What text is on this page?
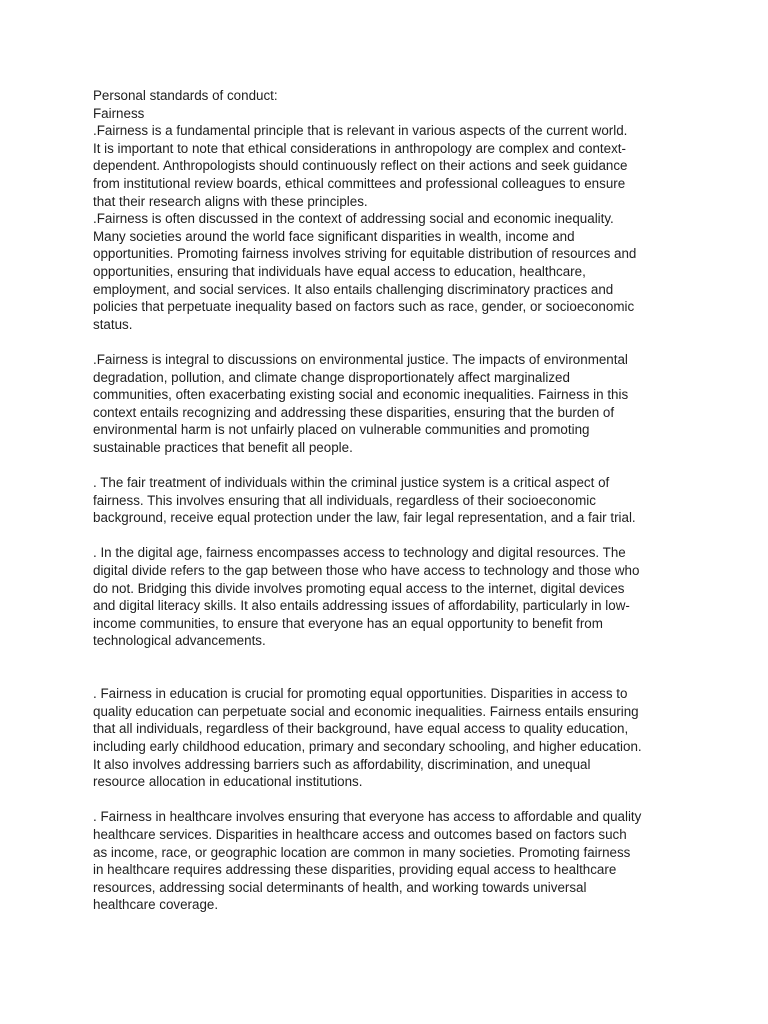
Personal standards of conduct:
Fairness
.Fairness is a fundamental principle that is relevant in various aspects of the current world.
It is important to note that ethical considerations in anthropology are complex and context-
dependent. Anthropologists should continuously reflect on their actions and seek guidance
from institutional review boards, ethical committees and professional colleagues to ensure
that their research aligns with these principles.
.Fairness is often discussed in the context of addressing social and economic inequality.
Many societies around the world face significant disparities in wealth, income and
opportunities. Promoting fairness involves striving for equitable distribution of resources and
opportunities, ensuring that individuals have equal access to education, healthcare,
employment, and social services. It also entails challenging discriminatory practices and
policies that perpetuate inequality based on factors such as race, gender, or socioeconomic
status.
.Fairness is integral to discussions on environmental justice. The impacts of environmental
degradation, pollution, and climate change disproportionately affect marginalized
communities, often exacerbating existing social and economic inequalities. Fairness in this
context entails recognizing and addressing these disparities, ensuring that the burden of
environmental harm is not unfairly placed on vulnerable communities and promoting
sustainable practices that benefit all people.
. The fair treatment of individuals within the criminal justice system is a critical aspect of
fairness. This involves ensuring that all individuals, regardless of their socioeconomic
background, receive equal protection under the law, fair legal representation, and a fair trial.
. In the digital age, fairness encompasses access to technology and digital resources. The
digital divide refers to the gap between those who have access to technology and those who
do not. Bridging this divide involves promoting equal access to the internet, digital devices
and digital literacy skills. It also entails addressing issues of affordability, particularly in low-
income communities, to ensure that everyone has an equal opportunity to benefit from
technological advancements.
. Fairness in education is crucial for promoting equal opportunities. Disparities in access to
quality education can perpetuate social and economic inequalities. Fairness entails ensuring
that all individuals, regardless of their background, have equal access to quality education,
including early childhood education, primary and secondary schooling, and higher education.
It also involves addressing barriers such as affordability, discrimination, and unequal
resource allocation in educational institutions.
. Fairness in healthcare involves ensuring that everyone has access to affordable and quality
healthcare services. Disparities in healthcare access and outcomes based on factors such
as income, race, or geographic location are common in many societies. Promoting fairness
in healthcare requires addressing these disparities, providing equal access to healthcare
resources, addressing social determinants of health, and working towards universal
healthcare coverage.
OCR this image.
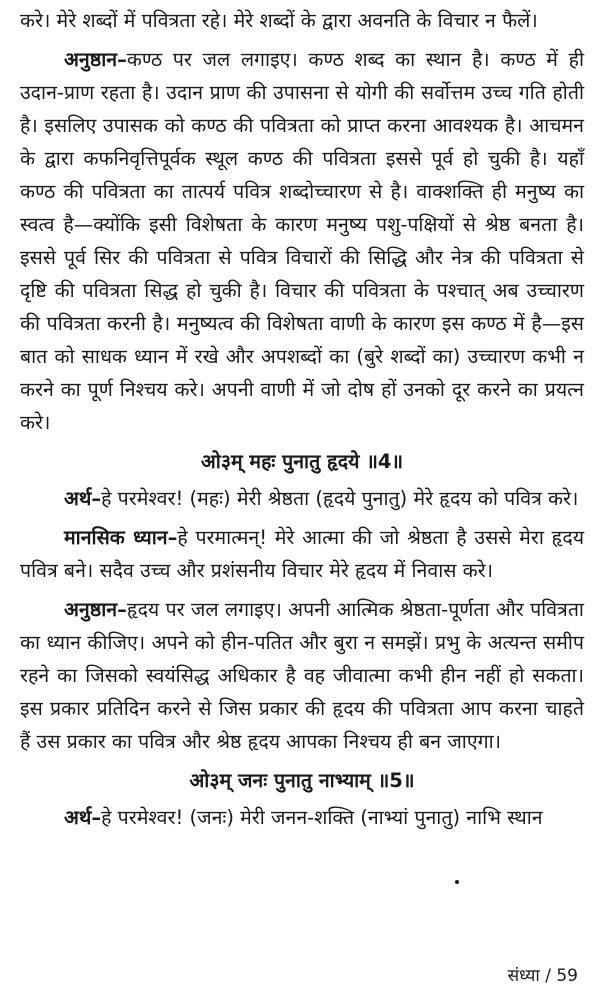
करे। मेरे शब्दों में पवित्रता रहे। मेरे शब्दों के द्वारा अवनति के विचार न फैलें।

अनुष्ठान–कण्ठ पर जल लगाइए। कण्ठ शब्द का स्थान है। कण्ठ में ही उदान-प्राण रहता है। उदान प्राण की उपासना से योगी की सर्वोत्तम उच्च गति होती है। इसलिए उपासक को कण्ठ की पवित्रता को प्राप्त करना आवश्यक है। आचमन के द्वारा कफनिवृत्तिपूर्वक स्थूल कण्ठ की पवित्रता इससे पूर्व हो चुकी है। यहाँ कण्ठ की पवित्रता का तात्पर्य पवित्र शब्दोच्चारण से है। वाक्शक्ति ही मनुष्य का स्वत्व है—क्योंकि इसी विशेषता के कारण मनुष्य पशु-पक्षियों से श्रेष्ठ बनता है। इससे पूर्व सिर की पवित्रता से पवित्र विचारों की सिद्धि और नेत्र की पवित्रता से दृष्टि की पवित्रता सिद्ध हो चुकी है। विचार की पवित्रता के पश्चात् अब उच्चारण की पवित्रता करनी है। मनुष्यत्व की विशेषता वाणी के कारण इस कण्ठ में है—इस बात को साधक ध्यान में रखे और अपशब्दों का (बुरे शब्दों का) उच्चारण कभी न करने का पूर्ण निश्चय करे। अपनी वाणी में जो दोष हों उनको दूर करने का प्रयत्न करे।

ओ३म् महः पुनातु हृदये ॥4॥

अर्थ–हे परमेश्वर! (महः) मेरी श्रेष्ठता (हृदये पुनातु) मेरे हृदय को पवित्र करे।

मानसिक ध्यान–हे परमात्मन्! मेरे आत्मा की जो श्रेष्ठता है उससे मेरा हृदय पवित्र बने। सदैव उच्च और प्रशंसनीय विचार मेरे हृदय में निवास करे।

अनुष्ठान–हृदय पर जल लगाइए। अपनी आत्मिक श्रेष्ठता-पूर्णता और पवित्रता का ध्यान कीजिए। अपने को हीन-पतित और बुरा न समझें। प्रभु के अत्यन्त समीप रहने का जिसको स्वयंसिद्ध अधिकार है वह जीवात्मा कभी हीन नहीं हो सकता। इस प्रकार प्रतिदिन करने से जिस प्रकार की हृदय की पवित्रता आप करना चाहते हैं उस प्रकार का पवित्र और श्रेष्ठ हृदय आपका निश्चय ही बन जाएगा।

ओ३म् जनः पुनातु नाभ्याम् ॥5॥

अर्थ–हे परमेश्वर! (जनः) मेरी जनन-शक्ति (नाभ्यां पुनातु) नाभि स्थान

संध्या / 59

§ §

### [Given instruction]
Locate the lines above that contain "addressing" and copy them.

### [Written answer]
.Fairness is often discussed in the context of addressing social and economic inequality.
context entails recognizing and addressing these disparities, ensuring that the burden of
and digital literacy skills. It also entails addressing issues of affordability, particularly in low-
It also involves addressing barriers such as affordability, discrimination, and unequal
in healthcare requires addressing these disparities, providing equal access to healthcare
resources, addressing social determinants of health, and working towards universal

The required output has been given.